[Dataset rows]
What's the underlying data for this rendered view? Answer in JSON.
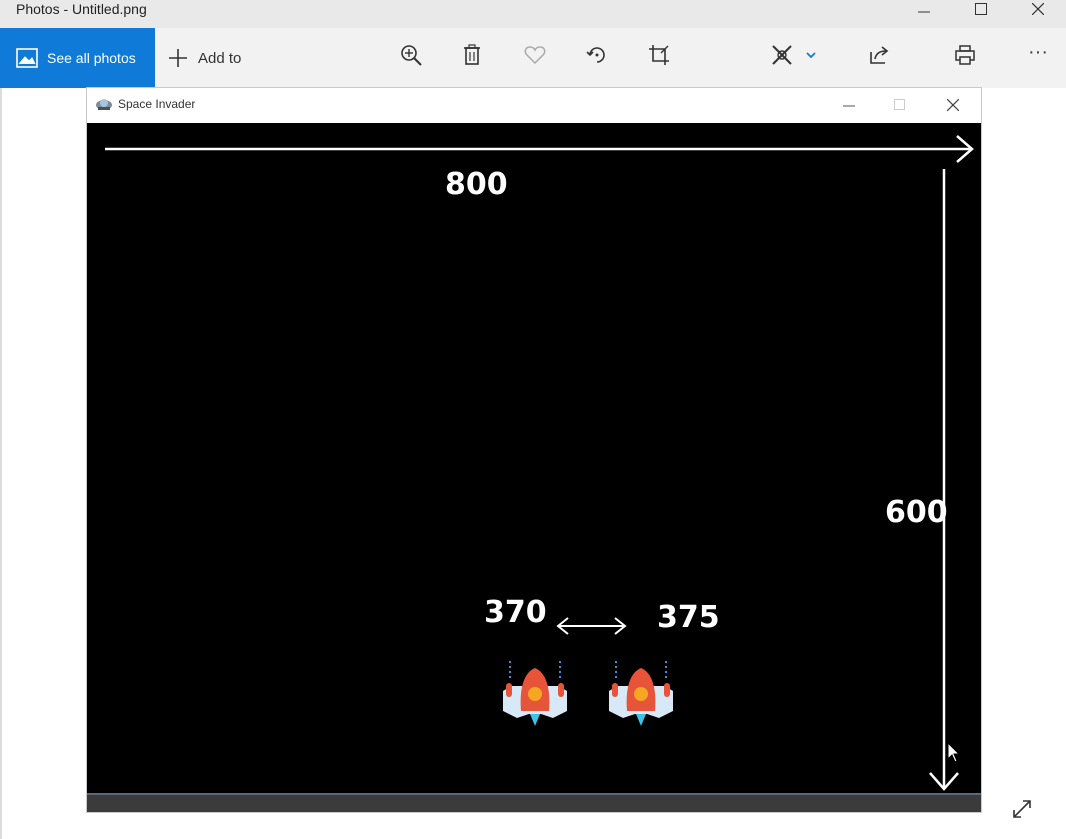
{
  "app": {
    "title": "Photos - Untitled.png"
  },
  "toolbar": {
    "see_all_label": "See all photos",
    "add_to_label": "Add to",
    "more_label": "···",
    "icons": [
      "zoom-in-icon",
      "delete-icon",
      "favorite-icon",
      "rotate-icon",
      "crop-icon",
      "edit-draw-icon",
      "share-icon",
      "print-icon"
    ],
    "accent": "#0f7ad8"
  },
  "game_window": {
    "title": "Space Invader"
  },
  "annotations": {
    "width_label": "800",
    "height_label": "600",
    "pos_left_label": "370",
    "pos_right_label": "375"
  },
  "colors": {
    "game_bg": "#000000",
    "annotation": "#ffffff"
  }
}
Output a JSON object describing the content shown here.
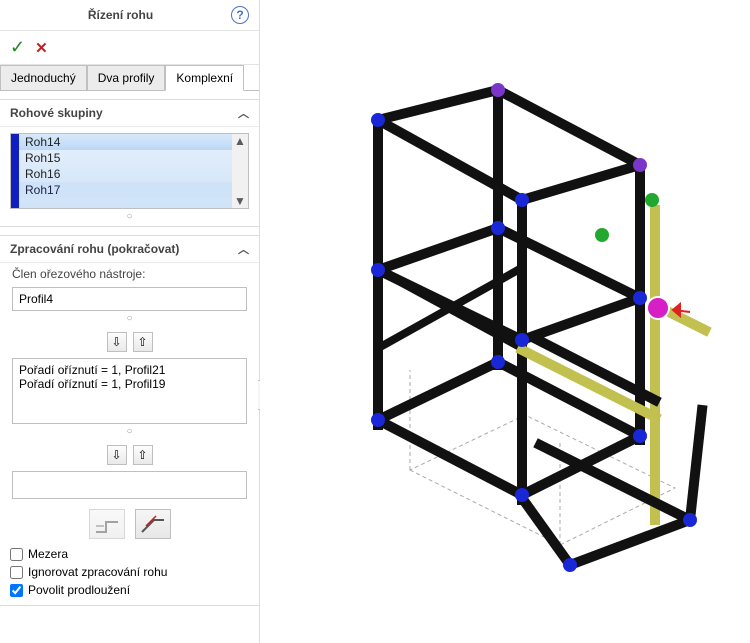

● **REQUIREMENT**
Excluding the pictures, reproduce every entry exactly as given.

● **EXERCISE SOLUTION**
What's the underlying data for this rendered view? Answer in JSON.
{
  "app": {
    "title": "Photos - Untitled.png"
  },
  "toolbar": {
    "see_all_label": "See all photos",
    "add_to_label": "Add to",
    "more_label": "···",
    "icons": [
      "zoom-in-icon",
      "delete-icon",
      "favorite-icon",
      "rotate-icon",
      "crop-icon",
      "edit-draw-icon",
      "share-icon",
      "print-icon"
    ],
    "accent": "#0f7ad8"
  },
  "game_window": {
    "title": "Space Invader"
  },
  "annotations": {
    "width_label": "800",
    "height_label": "600",
    "pos_left_label": "370",
    "pos_right_label": "375"
  },
  "colors": {
    "game_bg": "#000000",
    "annotation": "#ffffff"
  }
}
Output a JSON object describing the content shown here.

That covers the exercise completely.